> **THE PROBLEM**
Quote the entries in full, character for character, without their images.

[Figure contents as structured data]
════════════════════
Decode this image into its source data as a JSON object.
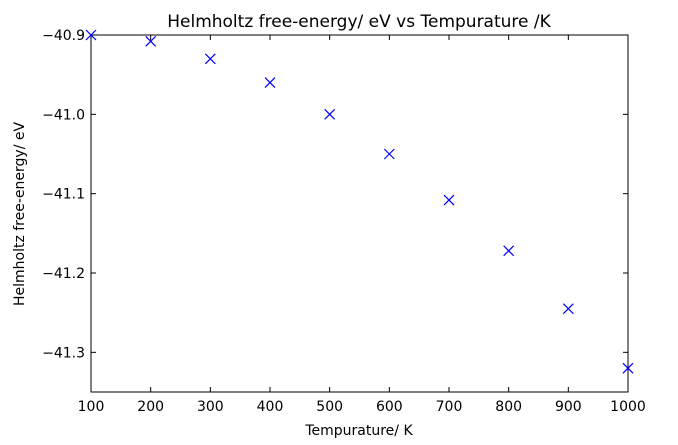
{
  "chart_data": {
    "type": "scatter",
    "title": "Helmholtz free-energy/ eV vs Tempurature /K",
    "xlabel": "Tempurature/ K",
    "ylabel": "Helmholtz free-energy/ eV",
    "xlim": [
      100,
      1000
    ],
    "ylim": [
      -41.35,
      -40.9
    ],
    "xticks": [
      100,
      200,
      300,
      400,
      500,
      600,
      700,
      800,
      900,
      1000
    ],
    "yticks": [
      -41.3,
      -41.2,
      -41.1,
      -41.0,
      -40.9
    ],
    "xtick_labels": [
      "100",
      "200",
      "300",
      "400",
      "500",
      "600",
      "700",
      "800",
      "900",
      "1000"
    ],
    "ytick_labels": [
      "−41.3",
      "−41.2",
      "−41.1",
      "−41.0",
      "−40.9"
    ],
    "grid": false,
    "series": [
      {
        "marker": "x",
        "color": "#0000ff",
        "x": [
          100,
          200,
          300,
          400,
          500,
          600,
          700,
          800,
          900,
          1000
        ],
        "y": [
          -40.9,
          -40.908,
          -40.93,
          -40.96,
          -41.0,
          -41.05,
          -41.108,
          -41.172,
          -41.245,
          -41.32
        ]
      }
    ]
  }
}
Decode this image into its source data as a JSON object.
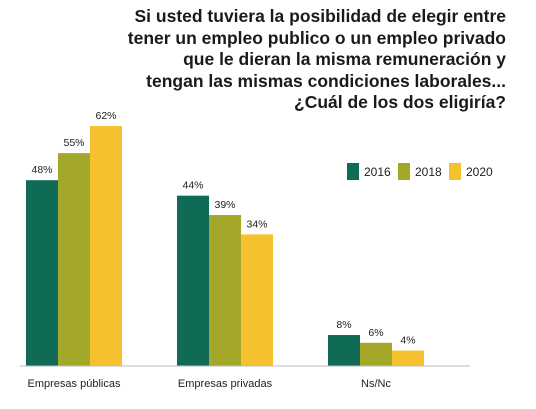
{
  "chart_data": {
    "type": "bar",
    "title_lines": [
      "Si usted tuviera la posibilidad de elegir entre",
      "tener un empleo publico o un empleo privado",
      "que le dieran la misma remuneración y",
      "tengan las mismas condiciones laborales...",
      "¿Cuál de los dos eligiría?"
    ],
    "categories": [
      "Empresas públicas",
      "Empresas privadas",
      "Ns/Nc"
    ],
    "series": [
      {
        "name": "2016",
        "color": "#0f6b56",
        "values": [
          48,
          44,
          8
        ]
      },
      {
        "name": "2018",
        "color": "#a3a82a",
        "values": [
          55,
          39,
          6
        ]
      },
      {
        "name": "2020",
        "color": "#f6c12e",
        "values": [
          62,
          34,
          4
        ]
      }
    ],
    "value_suffix": "%",
    "ylim": [
      0,
      62
    ],
    "grid": false,
    "legend_position": "top-right"
  }
}
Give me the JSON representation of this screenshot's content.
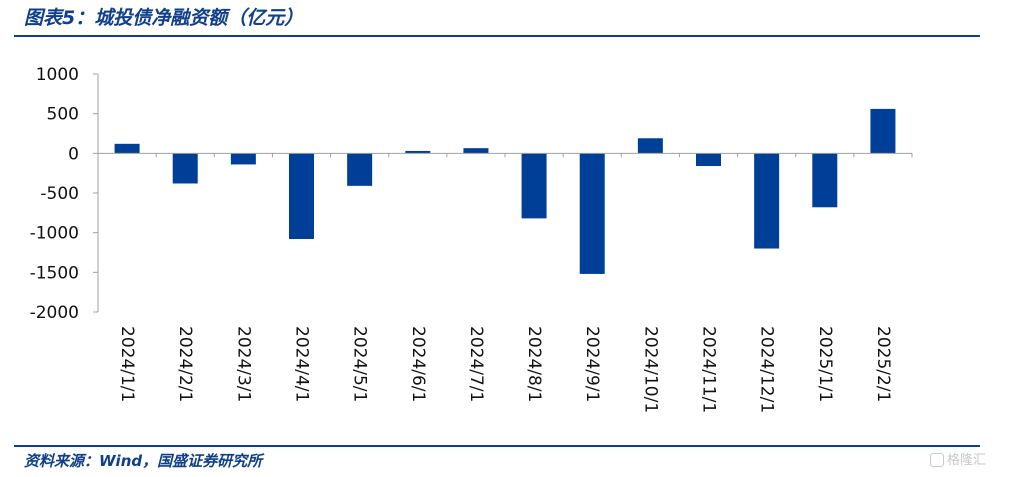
{
  "figure": {
    "title": "图表5：城投债净融资额（亿元）",
    "source": "资料来源：Wind，国盛证券研究所",
    "watermark": "格隆汇"
  },
  "colors": {
    "bar": "#003f98",
    "title": "#0f3f8c",
    "axis": "#a0a0a0"
  },
  "chart_data": {
    "type": "bar",
    "title": "",
    "xlabel": "",
    "ylabel": "",
    "ylim": [
      -2000,
      1000
    ],
    "yticks": [
      1000,
      500,
      0,
      -500,
      -1000,
      -1500,
      -2000
    ],
    "grid": false,
    "legend": "none",
    "categories": [
      "2024/1/1",
      "2024/2/1",
      "2024/3/1",
      "2024/4/1",
      "2024/5/1",
      "2024/6/1",
      "2024/7/1",
      "2024/8/1",
      "2024/9/1",
      "2024/10/1",
      "2024/11/1",
      "2024/12/1",
      "2025/1/1",
      "2025/2/1"
    ],
    "values": [
      120,
      -380,
      -140,
      -1080,
      -410,
      30,
      65,
      -820,
      -1520,
      190,
      -160,
      -1200,
      -680,
      560
    ]
  }
}
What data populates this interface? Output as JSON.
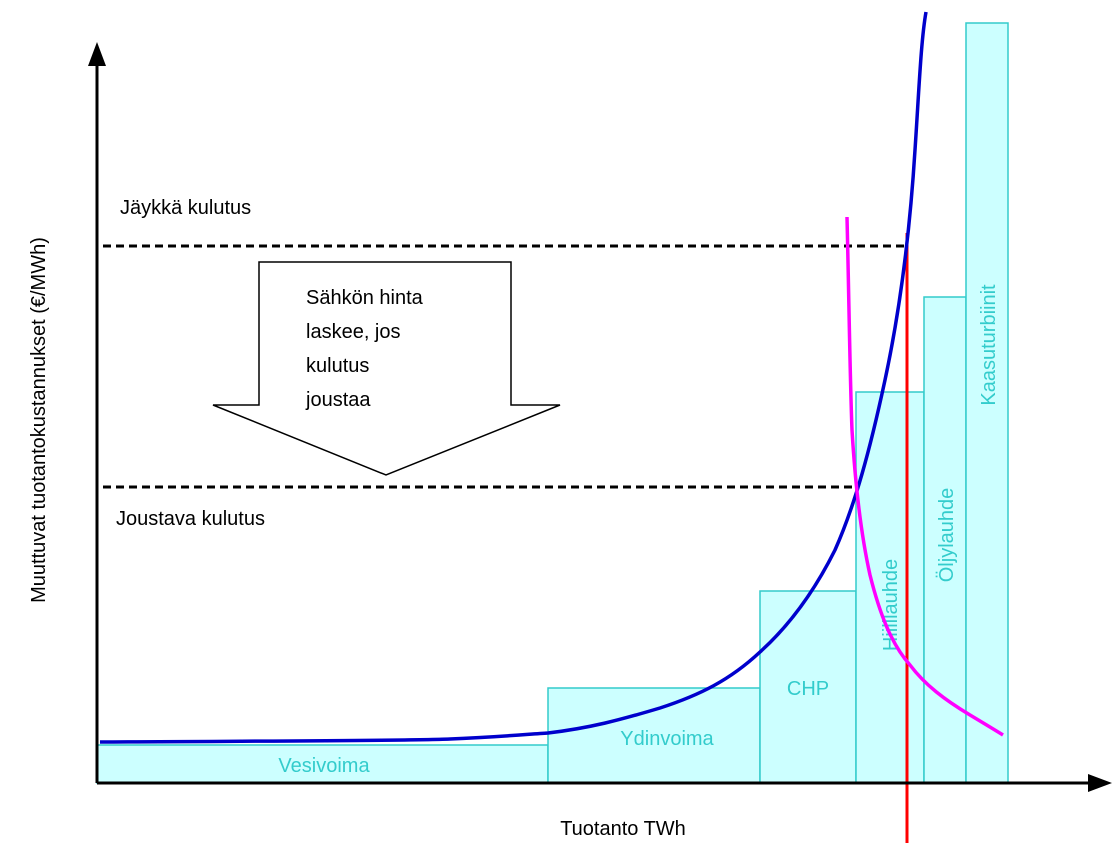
{
  "axes": {
    "y_label": "Muuttuvat tuotantokustannukset (€/MWh)",
    "x_label": "Tuotanto TWh"
  },
  "demand": {
    "rigid": "Jäykkä kulutus",
    "flexible": "Joustava kulutus"
  },
  "arrow_text": [
    "Sähkön hinta",
    "laskee, jos",
    "kulutus",
    "joustaa"
  ],
  "blocks": [
    "Vesivoima",
    "Ydinvoima",
    "CHP",
    "Hiililauhde",
    "Öljylauhde",
    "Kaasuturbiinit"
  ]
}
════════════════════
> **OUTPUT OF THE TASK**
Decode this image into its source data as a JSON object.
{
  "chart_data": {
    "type": "scatter",
    "title": "Helmholtz free-energy/ eV vs Tempurature /K",
    "xlabel": "Tempurature/ K",
    "ylabel": "Helmholtz free-energy/ eV",
    "xlim": [
      100,
      1000
    ],
    "ylim": [
      -41.35,
      -40.9
    ],
    "xticks": [
      100,
      200,
      300,
      400,
      500,
      600,
      700,
      800,
      900,
      1000
    ],
    "yticks": [
      -41.3,
      -41.2,
      -41.1,
      -41.0,
      -40.9
    ],
    "xtick_labels": [
      "100",
      "200",
      "300",
      "400",
      "500",
      "600",
      "700",
      "800",
      "900",
      "1000"
    ],
    "ytick_labels": [
      "−41.3",
      "−41.2",
      "−41.1",
      "−41.0",
      "−40.9"
    ],
    "grid": false,
    "series": [
      {
        "marker": "x",
        "color": "#0000ff",
        "x": [
          100,
          200,
          300,
          400,
          500,
          600,
          700,
          800,
          900,
          1000
        ],
        "y": [
          -40.9,
          -40.908,
          -40.93,
          -40.96,
          -41.0,
          -41.05,
          -41.108,
          -41.172,
          -41.245,
          -41.32
        ]
      }
    ]
  }
}
Decode this image into its source data as a JSON object.
{
  "chart_data": {
    "type": "bar",
    "title_lines": [
      "Si usted tuviera la posibilidad de elegir entre",
      "tener un empleo publico o un empleo privado",
      "que le dieran la misma remuneración y",
      "tengan las mismas condiciones laborales...",
      "¿Cuál de los dos eligiría?"
    ],
    "categories": [
      "Empresas públicas",
      "Empresas privadas",
      "Ns/Nc"
    ],
    "series": [
      {
        "name": "2016",
        "color": "#0f6b56",
        "values": [
          48,
          44,
          8
        ]
      },
      {
        "name": "2018",
        "color": "#a3a82a",
        "values": [
          55,
          39,
          6
        ]
      },
      {
        "name": "2020",
        "color": "#f6c12e",
        "values": [
          62,
          34,
          4
        ]
      }
    ],
    "value_suffix": "%",
    "ylim": [
      0,
      62
    ],
    "grid": false,
    "legend_position": "top-right"
  }
}
Give me the JSON representation of this screenshot's content.
{
  "figure": {
    "title": "图表5：城投债净融资额（亿元）",
    "source": "资料来源：Wind，国盛证券研究所",
    "watermark": "格隆汇"
  },
  "colors": {
    "bar": "#003f98",
    "title": "#0f3f8c",
    "axis": "#a0a0a0"
  },
  "chart_data": {
    "type": "bar",
    "title": "",
    "xlabel": "",
    "ylabel": "",
    "ylim": [
      -2000,
      1000
    ],
    "yticks": [
      1000,
      500,
      0,
      -500,
      -1000,
      -1500,
      -2000
    ],
    "grid": false,
    "legend": "none",
    "categories": [
      "2024/1/1",
      "2024/2/1",
      "2024/3/1",
      "2024/4/1",
      "2024/5/1",
      "2024/6/1",
      "2024/7/1",
      "2024/8/1",
      "2024/9/1",
      "2024/10/1",
      "2024/11/1",
      "2024/12/1",
      "2025/1/1",
      "2025/2/1"
    ],
    "values": [
      120,
      -380,
      -140,
      -1080,
      -410,
      30,
      65,
      -820,
      -1520,
      190,
      -160,
      -1200,
      -680,
      560
    ]
  }
}
What data populates this interface? Output as JSON.
{
  "axes": {
    "y_label": "Muuttuvat tuotantokustannukset (€/MWh)",
    "x_label": "Tuotanto TWh"
  },
  "demand": {
    "rigid": "Jäykkä kulutus",
    "flexible": "Joustava kulutus"
  },
  "arrow_text": [
    "Sähkön hinta",
    "laskee, jos",
    "kulutus",
    "joustaa"
  ],
  "blocks": [
    "Vesivoima",
    "Ydinvoima",
    "CHP",
    "Hiililauhde",
    "Öljylauhde",
    "Kaasuturbiinit"
  ]
}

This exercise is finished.